▶ _Aim_
List each line of the data that holds the string "vožnjo", please.
%%
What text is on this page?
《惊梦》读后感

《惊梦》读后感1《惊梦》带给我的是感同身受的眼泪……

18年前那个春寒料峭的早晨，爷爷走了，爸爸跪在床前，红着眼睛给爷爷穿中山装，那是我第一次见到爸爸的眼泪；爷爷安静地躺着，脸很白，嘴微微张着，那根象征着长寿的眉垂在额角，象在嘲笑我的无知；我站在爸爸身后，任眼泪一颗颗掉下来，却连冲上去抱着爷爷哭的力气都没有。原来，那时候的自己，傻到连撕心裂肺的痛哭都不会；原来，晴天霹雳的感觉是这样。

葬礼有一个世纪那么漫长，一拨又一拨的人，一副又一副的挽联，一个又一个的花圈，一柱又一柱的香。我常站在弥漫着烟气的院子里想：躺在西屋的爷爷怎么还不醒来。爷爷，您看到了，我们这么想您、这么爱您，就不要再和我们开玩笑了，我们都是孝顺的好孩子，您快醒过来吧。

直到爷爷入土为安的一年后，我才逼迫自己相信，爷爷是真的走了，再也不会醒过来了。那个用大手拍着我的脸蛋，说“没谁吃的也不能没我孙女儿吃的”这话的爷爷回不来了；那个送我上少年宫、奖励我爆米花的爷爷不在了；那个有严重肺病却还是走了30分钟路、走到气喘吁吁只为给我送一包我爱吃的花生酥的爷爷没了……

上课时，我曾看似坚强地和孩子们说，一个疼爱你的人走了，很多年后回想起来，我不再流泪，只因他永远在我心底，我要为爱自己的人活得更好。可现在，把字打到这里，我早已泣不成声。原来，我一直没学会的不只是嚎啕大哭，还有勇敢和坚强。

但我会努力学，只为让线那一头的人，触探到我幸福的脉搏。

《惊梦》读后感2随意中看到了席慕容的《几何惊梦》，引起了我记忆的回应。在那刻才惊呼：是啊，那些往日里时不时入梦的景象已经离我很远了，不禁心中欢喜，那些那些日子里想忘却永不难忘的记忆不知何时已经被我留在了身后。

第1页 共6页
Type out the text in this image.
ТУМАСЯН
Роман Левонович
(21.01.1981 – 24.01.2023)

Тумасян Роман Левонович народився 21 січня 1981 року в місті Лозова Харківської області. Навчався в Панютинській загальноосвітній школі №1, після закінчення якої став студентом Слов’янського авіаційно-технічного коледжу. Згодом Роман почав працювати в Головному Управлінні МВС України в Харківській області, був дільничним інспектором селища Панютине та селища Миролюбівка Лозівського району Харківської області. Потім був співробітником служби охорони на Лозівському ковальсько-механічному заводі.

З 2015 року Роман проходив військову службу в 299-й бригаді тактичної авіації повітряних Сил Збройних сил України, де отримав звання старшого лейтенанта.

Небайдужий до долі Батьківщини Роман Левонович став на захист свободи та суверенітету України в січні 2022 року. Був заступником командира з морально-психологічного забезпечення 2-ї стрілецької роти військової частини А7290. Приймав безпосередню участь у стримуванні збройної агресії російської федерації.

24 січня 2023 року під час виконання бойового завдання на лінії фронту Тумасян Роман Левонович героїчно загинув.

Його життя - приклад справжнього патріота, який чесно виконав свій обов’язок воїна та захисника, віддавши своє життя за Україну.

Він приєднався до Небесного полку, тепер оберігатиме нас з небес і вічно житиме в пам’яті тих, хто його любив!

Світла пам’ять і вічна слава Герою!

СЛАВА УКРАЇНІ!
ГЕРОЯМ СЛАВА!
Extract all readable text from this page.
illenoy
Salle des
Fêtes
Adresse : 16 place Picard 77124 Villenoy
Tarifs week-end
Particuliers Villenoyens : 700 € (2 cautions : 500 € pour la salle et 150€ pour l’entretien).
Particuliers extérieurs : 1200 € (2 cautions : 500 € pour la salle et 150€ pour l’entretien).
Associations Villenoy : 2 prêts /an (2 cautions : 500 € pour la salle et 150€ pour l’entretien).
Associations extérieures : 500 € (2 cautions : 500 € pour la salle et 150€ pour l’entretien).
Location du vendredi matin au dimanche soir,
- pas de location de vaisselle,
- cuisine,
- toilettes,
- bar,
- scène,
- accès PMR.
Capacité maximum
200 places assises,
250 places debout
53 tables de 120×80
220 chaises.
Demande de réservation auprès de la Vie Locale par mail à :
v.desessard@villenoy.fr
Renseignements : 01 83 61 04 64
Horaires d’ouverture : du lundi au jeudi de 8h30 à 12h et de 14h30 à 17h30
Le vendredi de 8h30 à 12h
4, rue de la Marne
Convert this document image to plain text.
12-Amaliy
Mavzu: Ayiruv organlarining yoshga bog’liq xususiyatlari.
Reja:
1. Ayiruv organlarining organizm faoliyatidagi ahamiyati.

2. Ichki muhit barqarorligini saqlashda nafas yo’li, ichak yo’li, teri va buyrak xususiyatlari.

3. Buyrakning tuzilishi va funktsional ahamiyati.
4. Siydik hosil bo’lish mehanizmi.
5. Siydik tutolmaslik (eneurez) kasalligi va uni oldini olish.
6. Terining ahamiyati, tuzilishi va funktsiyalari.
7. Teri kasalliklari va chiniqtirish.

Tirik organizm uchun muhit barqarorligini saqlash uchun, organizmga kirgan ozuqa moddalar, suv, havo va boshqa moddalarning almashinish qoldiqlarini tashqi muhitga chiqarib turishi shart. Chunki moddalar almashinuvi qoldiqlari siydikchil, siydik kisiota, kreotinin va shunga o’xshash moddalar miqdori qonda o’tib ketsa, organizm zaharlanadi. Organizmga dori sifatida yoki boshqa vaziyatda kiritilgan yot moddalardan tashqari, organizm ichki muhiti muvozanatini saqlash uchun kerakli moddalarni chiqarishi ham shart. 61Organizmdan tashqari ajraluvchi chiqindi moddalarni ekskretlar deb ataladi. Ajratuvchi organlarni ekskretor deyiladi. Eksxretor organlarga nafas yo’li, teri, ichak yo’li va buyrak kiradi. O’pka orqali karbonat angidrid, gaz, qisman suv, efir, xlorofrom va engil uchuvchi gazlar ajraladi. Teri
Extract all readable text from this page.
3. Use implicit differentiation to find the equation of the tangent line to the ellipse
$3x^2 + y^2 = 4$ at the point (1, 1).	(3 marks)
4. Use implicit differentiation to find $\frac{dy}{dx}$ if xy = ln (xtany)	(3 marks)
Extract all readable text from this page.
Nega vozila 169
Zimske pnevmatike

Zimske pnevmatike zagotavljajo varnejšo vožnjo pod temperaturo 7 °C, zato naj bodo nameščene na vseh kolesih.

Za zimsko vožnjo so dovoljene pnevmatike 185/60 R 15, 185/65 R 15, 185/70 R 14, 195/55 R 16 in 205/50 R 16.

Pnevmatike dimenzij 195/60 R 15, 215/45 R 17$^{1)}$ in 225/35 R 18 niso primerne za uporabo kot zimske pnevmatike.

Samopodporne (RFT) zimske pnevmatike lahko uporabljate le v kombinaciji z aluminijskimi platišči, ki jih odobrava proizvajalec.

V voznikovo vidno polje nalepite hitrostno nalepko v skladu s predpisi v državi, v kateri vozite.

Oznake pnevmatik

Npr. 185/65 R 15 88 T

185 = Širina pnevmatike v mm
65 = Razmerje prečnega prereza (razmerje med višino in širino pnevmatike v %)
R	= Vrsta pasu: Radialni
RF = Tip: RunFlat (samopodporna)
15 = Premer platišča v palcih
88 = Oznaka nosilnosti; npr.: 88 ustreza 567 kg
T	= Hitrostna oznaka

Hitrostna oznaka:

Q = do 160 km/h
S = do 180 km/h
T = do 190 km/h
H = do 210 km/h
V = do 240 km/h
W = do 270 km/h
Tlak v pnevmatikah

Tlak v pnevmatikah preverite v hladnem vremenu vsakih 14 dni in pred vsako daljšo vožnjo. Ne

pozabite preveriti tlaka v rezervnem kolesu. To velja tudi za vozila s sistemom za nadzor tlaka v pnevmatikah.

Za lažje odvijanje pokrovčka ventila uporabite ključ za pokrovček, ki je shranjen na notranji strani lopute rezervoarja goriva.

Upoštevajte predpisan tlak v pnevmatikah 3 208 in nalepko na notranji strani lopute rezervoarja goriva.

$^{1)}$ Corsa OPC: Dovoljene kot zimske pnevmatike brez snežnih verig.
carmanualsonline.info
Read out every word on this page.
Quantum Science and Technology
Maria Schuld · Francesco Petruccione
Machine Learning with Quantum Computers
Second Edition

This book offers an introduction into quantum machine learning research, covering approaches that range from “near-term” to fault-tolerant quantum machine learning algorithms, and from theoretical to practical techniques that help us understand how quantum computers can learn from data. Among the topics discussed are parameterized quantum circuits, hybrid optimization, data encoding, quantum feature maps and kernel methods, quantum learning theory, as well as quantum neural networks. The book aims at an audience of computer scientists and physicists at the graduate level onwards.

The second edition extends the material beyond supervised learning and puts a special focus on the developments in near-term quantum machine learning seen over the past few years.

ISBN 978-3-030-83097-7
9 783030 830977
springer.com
%%
▶ _Answer for the task_
Zimske pnevmatike zagotavljajo varnejšo vožnjo pod temperaturo 7 °C, zato naj bodo nameščene na vseh kolesih.
Za zimsko vožnjo so dovoljene pnevmatike 185/60 R 15, 185/65 R 15, 185/70 R 14, 195/55 R 16 in 205/50 R 16.
Tlak v pnevmatikah preverite v hladnem vremenu vsakih 14 dni in pred vsako daljšo vožnjo. Ne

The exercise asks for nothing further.